### Objective
Repeat every entry word for word, but leave the images out of your copy.
-- Start Exercise data --
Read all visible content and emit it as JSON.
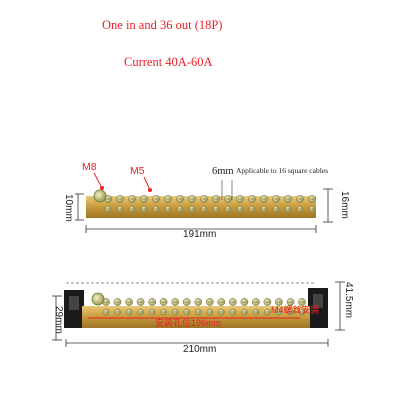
{
  "header": {
    "title": "One in and 36 out (18P)",
    "current": "Current 40A-60A"
  },
  "diagram1": {
    "label_m8": "M8",
    "label_m5": "M5",
    "label_6mm": "6mm",
    "note_cables": "Applicable to 16 square cables",
    "dim_height": "10mm",
    "dim_right": "16mm",
    "dim_width": "191mm"
  },
  "diagram2": {
    "dim_height_top": "41.5mm",
    "dim_left": "29mm",
    "dim_width": "210mm",
    "label_hole_spacing": "安装孔位196mm",
    "label_screw": "M4螺丝安装"
  },
  "colors": {
    "accent_red": "#e8202a",
    "brass": "#c79a3b",
    "bracket": "#1a1a1a"
  }
}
-- End Exercise data --
### Finished answer
Read all visible content and emit it as JSON.
{
  "header": {
    "title": "One in and 36 out (18P)",
    "current": "Current 40A-60A"
  },
  "diagram1": {
    "label_m8": "M8",
    "label_m5": "M5",
    "label_6mm": "6mm",
    "note_cables": "Applicable to 16 square cables",
    "dim_height": "10mm",
    "dim_right": "16mm",
    "dim_width": "191mm"
  },
  "diagram2": {
    "dim_height_top": "41.5mm",
    "dim_left": "29mm",
    "dim_width": "210mm",
    "label_hole_spacing": "安装孔位196mm",
    "label_screw": "M4螺丝安装"
  },
  "colors": {
    "accent_red": "#e8202a",
    "brass": "#c79a3b",
    "bracket": "#1a1a1a"
  }
}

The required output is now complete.